→ **AIM OF THE EXERCISE**
Filter the data below for the string "this" and copy each matching line.

→ **DATASET ROWS**

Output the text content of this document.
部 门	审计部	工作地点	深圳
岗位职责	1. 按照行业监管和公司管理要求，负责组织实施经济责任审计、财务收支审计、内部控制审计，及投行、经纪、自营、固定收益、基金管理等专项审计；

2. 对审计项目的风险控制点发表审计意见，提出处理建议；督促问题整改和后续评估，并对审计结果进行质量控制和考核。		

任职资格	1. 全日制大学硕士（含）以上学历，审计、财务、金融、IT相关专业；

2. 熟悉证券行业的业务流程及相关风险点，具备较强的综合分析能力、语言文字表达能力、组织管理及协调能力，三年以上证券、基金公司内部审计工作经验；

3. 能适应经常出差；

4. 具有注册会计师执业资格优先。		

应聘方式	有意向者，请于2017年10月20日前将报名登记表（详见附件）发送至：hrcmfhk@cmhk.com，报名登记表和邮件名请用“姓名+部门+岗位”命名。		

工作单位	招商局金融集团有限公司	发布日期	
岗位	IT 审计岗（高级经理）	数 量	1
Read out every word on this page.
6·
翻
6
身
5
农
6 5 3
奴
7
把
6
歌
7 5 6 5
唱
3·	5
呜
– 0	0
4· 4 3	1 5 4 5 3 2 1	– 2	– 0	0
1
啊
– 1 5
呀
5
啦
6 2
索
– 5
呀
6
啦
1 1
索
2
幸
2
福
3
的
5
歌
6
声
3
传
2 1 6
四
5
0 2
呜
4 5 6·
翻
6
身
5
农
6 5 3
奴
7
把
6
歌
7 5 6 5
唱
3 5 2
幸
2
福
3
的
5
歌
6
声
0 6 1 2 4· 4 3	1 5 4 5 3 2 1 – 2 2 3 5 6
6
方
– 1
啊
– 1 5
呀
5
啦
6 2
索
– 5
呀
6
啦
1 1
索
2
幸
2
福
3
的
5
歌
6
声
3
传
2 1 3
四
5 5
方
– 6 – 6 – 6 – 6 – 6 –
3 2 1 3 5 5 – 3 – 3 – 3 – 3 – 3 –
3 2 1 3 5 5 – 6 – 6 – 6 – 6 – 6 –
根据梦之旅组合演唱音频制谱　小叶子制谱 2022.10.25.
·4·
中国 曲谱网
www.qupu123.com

→ **ANSWER TO THE EXERCISE**
Output the text content of this document.
Read out every word on this page.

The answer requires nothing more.